- [YOUR OBJECTIVE] Read the lines below and count those that have the word "Measured". Respond with the number only.

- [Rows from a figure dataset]
---+---

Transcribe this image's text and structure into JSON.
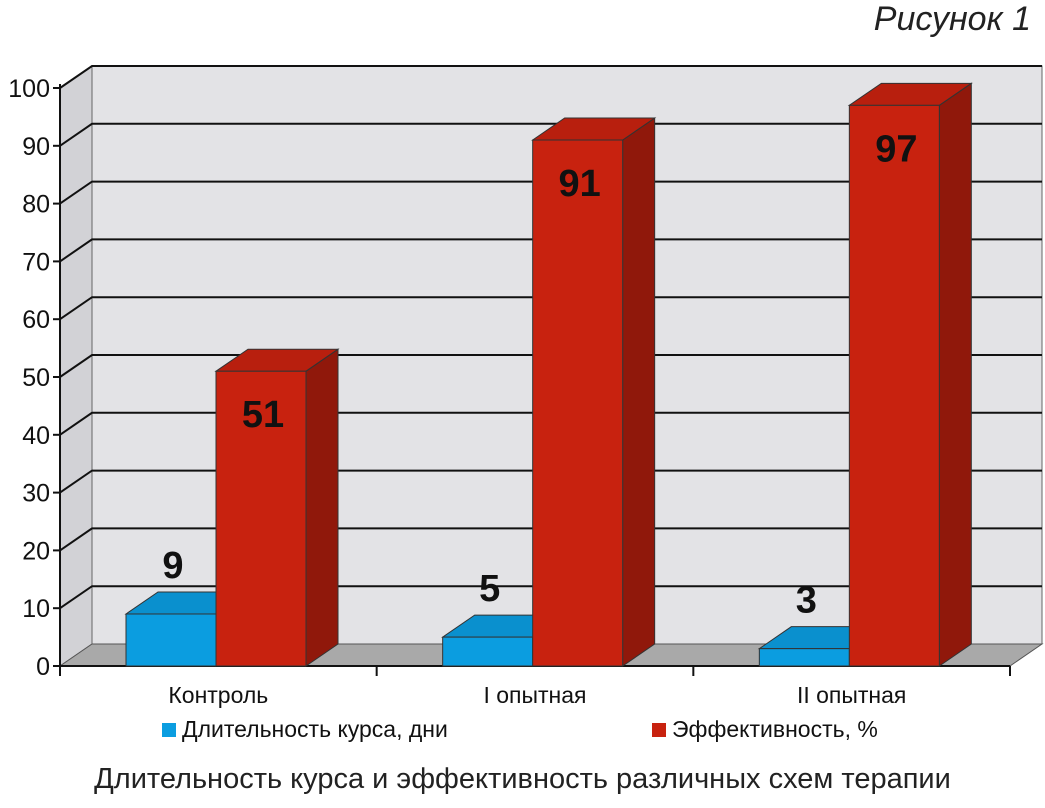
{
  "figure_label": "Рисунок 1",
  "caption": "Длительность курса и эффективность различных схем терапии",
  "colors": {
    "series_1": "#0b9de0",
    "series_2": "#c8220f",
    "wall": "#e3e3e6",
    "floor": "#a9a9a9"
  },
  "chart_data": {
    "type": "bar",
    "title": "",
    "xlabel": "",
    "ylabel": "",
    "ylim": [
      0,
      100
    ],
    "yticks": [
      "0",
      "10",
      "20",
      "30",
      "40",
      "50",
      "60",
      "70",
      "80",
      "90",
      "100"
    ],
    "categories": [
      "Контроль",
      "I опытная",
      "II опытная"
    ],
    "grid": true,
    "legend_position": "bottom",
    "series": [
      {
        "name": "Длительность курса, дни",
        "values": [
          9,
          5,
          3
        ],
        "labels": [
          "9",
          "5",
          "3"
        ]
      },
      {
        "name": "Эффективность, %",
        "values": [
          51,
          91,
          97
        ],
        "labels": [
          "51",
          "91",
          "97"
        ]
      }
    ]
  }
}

---+---

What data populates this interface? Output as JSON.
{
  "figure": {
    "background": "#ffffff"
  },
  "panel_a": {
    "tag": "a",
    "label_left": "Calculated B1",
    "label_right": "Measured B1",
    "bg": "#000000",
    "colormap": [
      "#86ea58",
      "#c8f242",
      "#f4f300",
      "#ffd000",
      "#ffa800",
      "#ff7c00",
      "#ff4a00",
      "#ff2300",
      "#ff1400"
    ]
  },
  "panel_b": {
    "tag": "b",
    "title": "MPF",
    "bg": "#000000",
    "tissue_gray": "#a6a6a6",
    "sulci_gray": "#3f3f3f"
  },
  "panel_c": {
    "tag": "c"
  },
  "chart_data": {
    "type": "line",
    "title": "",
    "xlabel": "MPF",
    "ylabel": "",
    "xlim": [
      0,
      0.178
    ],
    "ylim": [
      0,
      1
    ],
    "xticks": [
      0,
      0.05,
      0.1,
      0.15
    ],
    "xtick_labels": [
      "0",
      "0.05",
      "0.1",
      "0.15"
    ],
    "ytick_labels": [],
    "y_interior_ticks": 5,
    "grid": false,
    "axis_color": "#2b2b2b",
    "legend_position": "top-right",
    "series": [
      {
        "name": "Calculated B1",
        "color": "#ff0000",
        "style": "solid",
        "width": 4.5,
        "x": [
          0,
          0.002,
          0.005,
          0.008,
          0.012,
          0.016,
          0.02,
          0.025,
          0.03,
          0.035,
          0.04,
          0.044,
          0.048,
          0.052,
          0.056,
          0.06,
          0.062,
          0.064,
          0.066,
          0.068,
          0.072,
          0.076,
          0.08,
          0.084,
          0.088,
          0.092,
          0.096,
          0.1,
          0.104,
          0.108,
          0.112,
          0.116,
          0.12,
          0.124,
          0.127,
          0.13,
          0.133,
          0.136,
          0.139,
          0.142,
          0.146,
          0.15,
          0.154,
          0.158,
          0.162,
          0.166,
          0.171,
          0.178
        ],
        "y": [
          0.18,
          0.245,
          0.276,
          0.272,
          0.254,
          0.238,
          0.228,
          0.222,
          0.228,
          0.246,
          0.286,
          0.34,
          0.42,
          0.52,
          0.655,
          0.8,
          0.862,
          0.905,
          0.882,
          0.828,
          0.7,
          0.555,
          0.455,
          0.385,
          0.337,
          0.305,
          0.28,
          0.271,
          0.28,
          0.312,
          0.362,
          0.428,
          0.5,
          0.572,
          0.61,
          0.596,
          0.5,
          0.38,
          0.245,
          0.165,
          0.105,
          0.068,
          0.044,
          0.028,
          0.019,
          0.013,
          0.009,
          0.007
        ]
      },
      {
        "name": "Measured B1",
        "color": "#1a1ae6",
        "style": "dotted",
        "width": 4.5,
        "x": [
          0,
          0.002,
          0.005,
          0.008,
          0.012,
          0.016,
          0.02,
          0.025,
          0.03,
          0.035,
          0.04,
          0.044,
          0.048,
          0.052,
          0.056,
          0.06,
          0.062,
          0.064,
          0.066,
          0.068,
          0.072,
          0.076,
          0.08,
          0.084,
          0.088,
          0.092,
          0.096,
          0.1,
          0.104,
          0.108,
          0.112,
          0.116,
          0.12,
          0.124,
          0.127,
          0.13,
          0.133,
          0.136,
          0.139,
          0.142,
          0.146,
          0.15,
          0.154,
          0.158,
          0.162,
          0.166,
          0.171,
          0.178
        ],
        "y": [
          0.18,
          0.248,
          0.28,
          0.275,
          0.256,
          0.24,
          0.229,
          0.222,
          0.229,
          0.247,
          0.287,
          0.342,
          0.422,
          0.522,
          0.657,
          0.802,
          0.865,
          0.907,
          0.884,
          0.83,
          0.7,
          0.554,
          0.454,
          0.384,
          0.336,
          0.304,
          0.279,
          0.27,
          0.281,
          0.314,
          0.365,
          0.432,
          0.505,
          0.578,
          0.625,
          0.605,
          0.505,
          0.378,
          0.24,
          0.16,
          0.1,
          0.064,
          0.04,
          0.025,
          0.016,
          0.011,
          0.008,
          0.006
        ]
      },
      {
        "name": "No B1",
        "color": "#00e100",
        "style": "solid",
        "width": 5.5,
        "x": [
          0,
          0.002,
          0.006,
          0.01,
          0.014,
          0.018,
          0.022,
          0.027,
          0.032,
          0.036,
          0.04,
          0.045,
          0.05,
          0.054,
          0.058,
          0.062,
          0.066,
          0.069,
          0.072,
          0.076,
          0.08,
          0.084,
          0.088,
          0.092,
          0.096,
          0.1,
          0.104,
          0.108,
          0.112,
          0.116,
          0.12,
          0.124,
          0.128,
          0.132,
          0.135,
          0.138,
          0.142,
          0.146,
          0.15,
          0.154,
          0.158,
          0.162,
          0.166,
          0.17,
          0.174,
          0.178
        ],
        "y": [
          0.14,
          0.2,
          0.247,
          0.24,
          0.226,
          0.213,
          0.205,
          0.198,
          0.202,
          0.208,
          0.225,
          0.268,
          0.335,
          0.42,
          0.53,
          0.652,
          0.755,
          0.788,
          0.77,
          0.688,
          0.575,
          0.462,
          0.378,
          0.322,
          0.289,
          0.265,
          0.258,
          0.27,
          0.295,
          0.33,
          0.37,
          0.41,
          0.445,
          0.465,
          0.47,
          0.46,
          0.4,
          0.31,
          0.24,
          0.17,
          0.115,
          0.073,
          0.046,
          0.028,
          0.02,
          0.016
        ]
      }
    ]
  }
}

---+---

- [ANSWER FOR THIS EXERCISE] 2